Record set:
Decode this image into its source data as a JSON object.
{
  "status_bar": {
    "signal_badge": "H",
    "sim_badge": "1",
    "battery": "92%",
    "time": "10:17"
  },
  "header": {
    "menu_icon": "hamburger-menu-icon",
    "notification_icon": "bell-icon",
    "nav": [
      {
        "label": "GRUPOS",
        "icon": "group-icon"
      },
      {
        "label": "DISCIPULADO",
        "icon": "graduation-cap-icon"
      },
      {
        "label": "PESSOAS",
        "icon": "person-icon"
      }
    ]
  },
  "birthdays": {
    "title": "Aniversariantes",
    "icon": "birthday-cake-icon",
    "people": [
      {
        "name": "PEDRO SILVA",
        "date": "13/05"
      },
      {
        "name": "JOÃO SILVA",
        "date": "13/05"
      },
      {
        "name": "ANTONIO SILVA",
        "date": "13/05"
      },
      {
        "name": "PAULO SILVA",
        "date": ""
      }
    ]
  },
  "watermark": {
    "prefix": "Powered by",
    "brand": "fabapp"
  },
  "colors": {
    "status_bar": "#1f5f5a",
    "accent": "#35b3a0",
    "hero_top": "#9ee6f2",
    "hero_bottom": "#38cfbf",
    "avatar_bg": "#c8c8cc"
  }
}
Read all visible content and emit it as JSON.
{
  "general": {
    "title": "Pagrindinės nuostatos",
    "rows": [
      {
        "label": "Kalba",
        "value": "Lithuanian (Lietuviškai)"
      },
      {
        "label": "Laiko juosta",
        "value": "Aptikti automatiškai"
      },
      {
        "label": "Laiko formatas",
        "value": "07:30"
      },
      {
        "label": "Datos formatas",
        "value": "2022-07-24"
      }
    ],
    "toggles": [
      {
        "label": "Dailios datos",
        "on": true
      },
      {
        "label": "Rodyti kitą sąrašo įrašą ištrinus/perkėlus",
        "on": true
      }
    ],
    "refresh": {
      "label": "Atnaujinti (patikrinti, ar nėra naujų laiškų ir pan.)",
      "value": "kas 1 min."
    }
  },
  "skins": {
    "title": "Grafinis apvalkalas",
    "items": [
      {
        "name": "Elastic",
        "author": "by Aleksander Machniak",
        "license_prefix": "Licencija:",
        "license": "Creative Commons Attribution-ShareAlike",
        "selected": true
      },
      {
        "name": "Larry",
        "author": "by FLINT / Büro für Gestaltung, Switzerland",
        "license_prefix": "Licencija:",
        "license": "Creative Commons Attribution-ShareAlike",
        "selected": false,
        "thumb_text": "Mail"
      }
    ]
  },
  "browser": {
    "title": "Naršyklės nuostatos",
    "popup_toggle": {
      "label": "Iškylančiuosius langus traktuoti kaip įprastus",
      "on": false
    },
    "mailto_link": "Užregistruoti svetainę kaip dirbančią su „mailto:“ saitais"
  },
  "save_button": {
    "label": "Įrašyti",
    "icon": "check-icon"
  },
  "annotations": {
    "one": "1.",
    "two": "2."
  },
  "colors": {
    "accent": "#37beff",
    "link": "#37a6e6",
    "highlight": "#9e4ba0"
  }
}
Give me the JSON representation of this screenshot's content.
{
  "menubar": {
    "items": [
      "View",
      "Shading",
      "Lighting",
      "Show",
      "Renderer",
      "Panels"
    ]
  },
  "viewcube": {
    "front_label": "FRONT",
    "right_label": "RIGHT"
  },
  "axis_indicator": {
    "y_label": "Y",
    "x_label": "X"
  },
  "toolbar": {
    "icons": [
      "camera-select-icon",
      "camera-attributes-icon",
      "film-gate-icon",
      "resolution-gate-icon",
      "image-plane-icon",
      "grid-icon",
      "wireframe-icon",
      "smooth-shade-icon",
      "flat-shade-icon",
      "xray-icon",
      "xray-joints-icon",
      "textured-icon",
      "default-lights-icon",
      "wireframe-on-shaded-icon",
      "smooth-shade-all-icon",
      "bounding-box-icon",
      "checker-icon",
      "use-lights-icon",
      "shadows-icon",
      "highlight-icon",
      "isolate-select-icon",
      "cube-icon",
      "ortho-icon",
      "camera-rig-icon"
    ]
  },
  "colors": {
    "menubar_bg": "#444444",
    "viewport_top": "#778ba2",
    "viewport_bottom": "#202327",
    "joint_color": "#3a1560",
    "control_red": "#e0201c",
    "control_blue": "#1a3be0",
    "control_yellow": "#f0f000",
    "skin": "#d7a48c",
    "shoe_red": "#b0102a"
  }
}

Given instruction: Copy out all of the data exactly, leaving nothing out.

Solution below:
Decode this image into its source data as a JSON object.
{
  "status_bar": {
    "signal_badge": "H",
    "sim_badge": "1",
    "battery": "92%",
    "time": "10:17"
  },
  "header": {
    "menu_icon": "hamburger-menu-icon",
    "notification_icon": "bell-icon",
    "nav": [
      {
        "label": "GRUPOS",
        "icon": "group-icon"
      },
      {
        "label": "DISCIPULADO",
        "icon": "graduation-cap-icon"
      },
      {
        "label": "PESSOAS",
        "icon": "person-icon"
      }
    ]
  },
  "birthdays": {
    "title": "Aniversariantes",
    "icon": "birthday-cake-icon",
    "people": [
      {
        "name": "PEDRO SILVA",
        "date": "13/05"
      },
      {
        "name": "JOÃO SILVA",
        "date": "13/05"
      },
      {
        "name": "ANTONIO SILVA",
        "date": "13/05"
      },
      {
        "name": "PAULO SILVA",
        "date": ""
      }
    ]
  },
  "watermark": {
    "prefix": "Powered by",
    "brand": "fabapp"
  },
  "colors": {
    "status_bar": "#1f5f5a",
    "accent": "#35b3a0",
    "hero_top": "#9ee6f2",
    "hero_bottom": "#38cfbf",
    "avatar_bg": "#c8c8cc"
  }
}
Read all visible content and emit it as JSON.
{
  "general": {
    "title": "Pagrindinės nuostatos",
    "rows": [
      {
        "label": "Kalba",
        "value": "Lithuanian (Lietuviškai)"
      },
      {
        "label": "Laiko juosta",
        "value": "Aptikti automatiškai"
      },
      {
        "label": "Laiko formatas",
        "value": "07:30"
      },
      {
        "label": "Datos formatas",
        "value": "2022-07-24"
      }
    ],
    "toggles": [
      {
        "label": "Dailios datos",
        "on": true
      },
      {
        "label": "Rodyti kitą sąrašo įrašą ištrinus/perkėlus",
        "on": true
      }
    ],
    "refresh": {
      "label": "Atnaujinti (patikrinti, ar nėra naujų laiškų ir pan.)",
      "value": "kas 1 min."
    }
  },
  "skins": {
    "title": "Grafinis apvalkalas",
    "items": [
      {
        "name": "Elastic",
        "author": "by Aleksander Machniak",
        "license_prefix": "Licencija:",
        "license": "Creative Commons Attribution-ShareAlike",
        "selected": true
      },
      {
        "name": "Larry",
        "author": "by FLINT / Büro für Gestaltung, Switzerland",
        "license_prefix": "Licencija:",
        "license": "Creative Commons Attribution-ShareAlike",
        "selected": false,
        "thumb_text": "Mail"
      }
    ]
  },
  "browser": {
    "title": "Naršyklės nuostatos",
    "popup_toggle": {
      "label": "Iškylančiuosius langus traktuoti kaip įprastus",
      "on": false
    },
    "mailto_link": "Užregistruoti svetainę kaip dirbančią su „mailto:“ saitais"
  },
  "save_button": {
    "label": "Įrašyti",
    "icon": "check-icon"
  },
  "annotations": {
    "one": "1.",
    "two": "2."
  },
  "colors": {
    "accent": "#37beff",
    "link": "#37a6e6",
    "highlight": "#9e4ba0"
  }
}
Give me the JSON representation of this screenshot's content.
{
  "menubar": {
    "items": [
      "View",
      "Shading",
      "Lighting",
      "Show",
      "Renderer",
      "Panels"
    ]
  },
  "viewcube": {
    "front_label": "FRONT",
    "right_label": "RIGHT"
  },
  "axis_indicator": {
    "y_label": "Y",
    "x_label": "X"
  },
  "toolbar": {
    "icons": [
      "camera-select-icon",
      "camera-attributes-icon",
      "film-gate-icon",
      "resolution-gate-icon",
      "image-plane-icon",
      "grid-icon",
      "wireframe-icon",
      "smooth-shade-icon",
      "flat-shade-icon",
      "xray-icon",
      "xray-joints-icon",
      "textured-icon",
      "default-lights-icon",
      "wireframe-on-shaded-icon",
      "smooth-shade-all-icon",
      "bounding-box-icon",
      "checker-icon",
      "use-lights-icon",
      "shadows-icon",
      "highlight-icon",
      "isolate-select-icon",
      "cube-icon",
      "ortho-icon",
      "camera-rig-icon"
    ]
  },
  "colors": {
    "menubar_bg": "#444444",
    "viewport_top": "#778ba2",
    "viewport_bottom": "#202327",
    "joint_color": "#3a1560",
    "control_red": "#e0201c",
    "control_blue": "#1a3be0",
    "control_yellow": "#f0f000",
    "skin": "#d7a48c",
    "shoe_red": "#b0102a"
  }
}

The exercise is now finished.